**Document segment**
- - - - - - -

I would love to see the study include severe breakthrough infections, if there are any, to see if the dampening effect and antibody distribution would be different in these cases.

> let's not oversee that breakthrough infections were triggering the same effect

Source? And why are the non-mRNA vax not showing this effect?

> that still keeps me from being hospitalized over being nakedly exposed like we were in the early days of that pandemic

Unless you were elderly (over 60 or 65) or have comorbidities, it should have at least been a choice to take it or not take it. Instead we got mandates and sold the dream of the vax ending the pandemic.

Why is naturally in quotes? Do you deny the immune system exists? I'm vaxxed, but this sort of conspiratorial writing and discourse coming from the vaccine pushers is harmful to science and flies in the face of reality. The immune system exists. The human immune system is capable of learning
I found this paper to be less than objective in its introduction and commentary. Statements were made that had nothing to do with the research itself, and therefore did not relate to supporting data and were superfluous. I really don’t like reading papers like this because my initial reaction is always “why do they say this, and who reviewed the paper that allowed them to pass?”
E.g.?
Fwiw non-inflammatory antibodies could still incapacitate the virii when they attach to their spikes, if they are enough concentrated in the blood.

So, what about it? Is this effect powerful enough to be helpful?

Some argue that precisely that mechanism generates evolutionary pressure for the virus to mutate so as to avoid being attached to by the antibodies but still being able to enter the cell (maybe through a different receptor, and there exist some viable candidates for this). The fact that such a large population has been vaccinated with mRNA vaccines, it is thought, has created a huge reservoir for the virus to attempt such a mutation because all those people get infected and shed the virus while being mostly asymptomatic or experiencing mild symptoms. New strains should soon appear if this is correct, and some other dire predictions are made in that case (see Geert Vanden Bossche).
Interesting, however the emergence of new strains would happen anyway and is not tied to the validity of this hypothesis (thus you could not e.g. use the appearance of new strains as a confirmation of it).

But did you mean "strains that are not using the spike protein anymore to enter cells"?

In which case, why do you think it would be harder to tackle than the original virus?

In my opinion, the same work (developing again mRNA vaccines etc) could also apply to any other receptor, couldn't they?

It's the spike protein that would mutate so as not to be attached by antibodies, but it would still attach to cell receptors (probably different ones).

- - - - - - -

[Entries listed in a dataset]
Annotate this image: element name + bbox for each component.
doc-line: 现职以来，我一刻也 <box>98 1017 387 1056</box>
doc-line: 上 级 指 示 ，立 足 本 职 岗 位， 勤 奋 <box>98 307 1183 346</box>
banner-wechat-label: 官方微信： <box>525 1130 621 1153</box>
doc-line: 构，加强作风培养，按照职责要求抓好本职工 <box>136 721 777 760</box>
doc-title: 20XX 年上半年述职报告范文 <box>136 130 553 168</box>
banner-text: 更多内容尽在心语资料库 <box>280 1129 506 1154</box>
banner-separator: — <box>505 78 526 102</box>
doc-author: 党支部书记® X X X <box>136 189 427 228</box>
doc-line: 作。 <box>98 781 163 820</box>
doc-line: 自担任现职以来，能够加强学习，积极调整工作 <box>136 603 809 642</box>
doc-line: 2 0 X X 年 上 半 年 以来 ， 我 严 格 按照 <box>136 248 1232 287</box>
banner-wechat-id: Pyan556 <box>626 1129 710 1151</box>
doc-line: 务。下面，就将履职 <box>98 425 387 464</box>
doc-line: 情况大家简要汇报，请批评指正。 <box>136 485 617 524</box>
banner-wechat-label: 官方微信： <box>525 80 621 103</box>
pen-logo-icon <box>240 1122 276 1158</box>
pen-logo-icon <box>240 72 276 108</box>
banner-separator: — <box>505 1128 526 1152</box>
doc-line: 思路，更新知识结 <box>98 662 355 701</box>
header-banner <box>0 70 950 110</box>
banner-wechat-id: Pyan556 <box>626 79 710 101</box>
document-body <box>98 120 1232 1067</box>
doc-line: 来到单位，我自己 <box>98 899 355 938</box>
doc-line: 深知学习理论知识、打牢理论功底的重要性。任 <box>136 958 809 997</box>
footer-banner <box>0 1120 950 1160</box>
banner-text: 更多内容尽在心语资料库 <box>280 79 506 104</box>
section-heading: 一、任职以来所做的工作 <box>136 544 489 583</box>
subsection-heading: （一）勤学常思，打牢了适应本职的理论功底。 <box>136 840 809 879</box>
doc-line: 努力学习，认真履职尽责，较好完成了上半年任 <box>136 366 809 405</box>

- - - - - - -

**Your instructions**
Please copy out everything in the comment thread above from "Why is naturally" down to "to be helpful?".

**Solution**
Why is naturally in quotes? Do you deny the immune system exists? I'm vaxxed, but this sort of conspiratorial writing and discourse coming from the vaccine pushers is harmful to science and flies in the face of reality. The immune system exists. The human immune system is capable of learning
I found this paper to be less than objective in its introduction and commentary. Statements were made that had nothing to do with the research itself, and therefore did not relate to supporting data and were superfluous. I really don’t like reading papers like this because my initial reaction is always “why do they say this, and who reviewed the paper that allowed them to pass?”
E.g.?
Fwiw non-inflammatory antibodies could still incapacitate the virii when they attach to their spikes, if they are enough concentrated in the blood.

So, what about it? Is this effect powerful enough to be helpful?